▶ TASK TO CARRY OUT
Tell how many lines in these records contain the string "ORDEN", with only the number as the reply.

▶ SUPPLIED INFORMATION

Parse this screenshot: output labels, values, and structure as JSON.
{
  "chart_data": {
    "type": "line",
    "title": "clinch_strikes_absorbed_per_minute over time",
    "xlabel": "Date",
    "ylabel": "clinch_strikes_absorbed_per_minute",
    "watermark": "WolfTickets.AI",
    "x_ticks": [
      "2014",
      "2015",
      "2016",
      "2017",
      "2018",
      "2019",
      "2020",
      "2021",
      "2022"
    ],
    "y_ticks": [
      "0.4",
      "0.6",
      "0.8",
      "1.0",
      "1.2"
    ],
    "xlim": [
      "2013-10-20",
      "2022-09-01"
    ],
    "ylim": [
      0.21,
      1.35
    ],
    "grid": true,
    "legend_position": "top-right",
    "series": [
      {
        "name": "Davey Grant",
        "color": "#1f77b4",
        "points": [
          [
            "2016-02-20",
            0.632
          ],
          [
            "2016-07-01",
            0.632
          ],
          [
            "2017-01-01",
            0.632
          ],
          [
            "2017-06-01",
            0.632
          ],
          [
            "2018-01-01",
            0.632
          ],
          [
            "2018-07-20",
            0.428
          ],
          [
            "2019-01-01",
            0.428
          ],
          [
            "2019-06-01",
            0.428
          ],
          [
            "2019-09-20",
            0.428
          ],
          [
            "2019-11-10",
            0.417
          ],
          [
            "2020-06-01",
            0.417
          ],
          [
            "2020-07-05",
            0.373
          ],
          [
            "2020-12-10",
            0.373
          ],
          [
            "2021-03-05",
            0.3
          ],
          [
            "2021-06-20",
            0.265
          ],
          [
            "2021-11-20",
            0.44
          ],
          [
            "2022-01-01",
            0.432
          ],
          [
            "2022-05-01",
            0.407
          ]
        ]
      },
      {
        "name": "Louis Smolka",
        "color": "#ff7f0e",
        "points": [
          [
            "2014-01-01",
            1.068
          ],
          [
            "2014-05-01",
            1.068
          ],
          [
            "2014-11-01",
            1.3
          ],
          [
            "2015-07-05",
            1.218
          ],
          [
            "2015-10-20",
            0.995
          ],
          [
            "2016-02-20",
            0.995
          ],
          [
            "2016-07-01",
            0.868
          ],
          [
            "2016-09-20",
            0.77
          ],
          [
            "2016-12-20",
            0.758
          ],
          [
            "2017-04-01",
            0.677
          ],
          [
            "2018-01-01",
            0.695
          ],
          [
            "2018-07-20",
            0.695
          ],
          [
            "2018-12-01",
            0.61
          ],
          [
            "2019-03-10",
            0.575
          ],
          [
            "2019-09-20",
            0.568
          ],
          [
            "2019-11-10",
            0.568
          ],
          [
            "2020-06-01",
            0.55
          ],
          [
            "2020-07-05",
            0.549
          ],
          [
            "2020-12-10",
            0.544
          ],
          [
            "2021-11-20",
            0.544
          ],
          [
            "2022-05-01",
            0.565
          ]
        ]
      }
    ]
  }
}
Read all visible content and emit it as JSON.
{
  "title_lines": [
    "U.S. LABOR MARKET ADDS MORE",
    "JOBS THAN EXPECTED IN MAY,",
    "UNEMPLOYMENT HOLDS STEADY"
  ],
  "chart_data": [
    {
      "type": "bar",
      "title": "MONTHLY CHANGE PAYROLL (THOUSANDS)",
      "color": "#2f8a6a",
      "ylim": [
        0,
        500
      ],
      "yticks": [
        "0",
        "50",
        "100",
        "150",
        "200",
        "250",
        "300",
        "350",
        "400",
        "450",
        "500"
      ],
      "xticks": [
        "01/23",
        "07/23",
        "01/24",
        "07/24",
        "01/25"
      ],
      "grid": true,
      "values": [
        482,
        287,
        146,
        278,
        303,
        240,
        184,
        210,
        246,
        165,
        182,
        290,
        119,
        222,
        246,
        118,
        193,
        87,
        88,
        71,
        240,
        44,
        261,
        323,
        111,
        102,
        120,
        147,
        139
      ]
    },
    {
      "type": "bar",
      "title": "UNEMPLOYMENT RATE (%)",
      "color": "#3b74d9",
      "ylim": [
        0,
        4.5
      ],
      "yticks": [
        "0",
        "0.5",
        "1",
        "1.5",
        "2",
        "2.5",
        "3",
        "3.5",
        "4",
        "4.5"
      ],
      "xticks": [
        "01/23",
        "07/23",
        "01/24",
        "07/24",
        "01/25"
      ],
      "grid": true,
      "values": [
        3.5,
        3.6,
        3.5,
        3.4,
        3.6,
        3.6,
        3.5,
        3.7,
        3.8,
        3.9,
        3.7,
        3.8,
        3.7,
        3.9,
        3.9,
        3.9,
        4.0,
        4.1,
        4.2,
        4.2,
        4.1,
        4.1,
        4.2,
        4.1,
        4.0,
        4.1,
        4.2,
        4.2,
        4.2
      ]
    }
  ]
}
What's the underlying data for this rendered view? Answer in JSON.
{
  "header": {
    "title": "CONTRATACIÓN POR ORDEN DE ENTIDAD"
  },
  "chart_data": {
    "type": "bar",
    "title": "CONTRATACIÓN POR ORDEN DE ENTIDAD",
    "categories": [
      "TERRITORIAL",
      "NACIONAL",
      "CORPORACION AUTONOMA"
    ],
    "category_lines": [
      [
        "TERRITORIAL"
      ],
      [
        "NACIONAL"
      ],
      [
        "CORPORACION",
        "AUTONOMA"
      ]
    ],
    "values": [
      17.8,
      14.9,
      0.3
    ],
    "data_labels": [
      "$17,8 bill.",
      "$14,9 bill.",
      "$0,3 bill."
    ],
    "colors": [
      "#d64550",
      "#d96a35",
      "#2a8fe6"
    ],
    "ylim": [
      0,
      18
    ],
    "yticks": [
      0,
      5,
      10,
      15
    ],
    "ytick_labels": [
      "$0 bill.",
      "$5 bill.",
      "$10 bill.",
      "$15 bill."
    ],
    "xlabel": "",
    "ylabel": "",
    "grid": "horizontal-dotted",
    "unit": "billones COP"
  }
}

▶ THE RESPONSE
2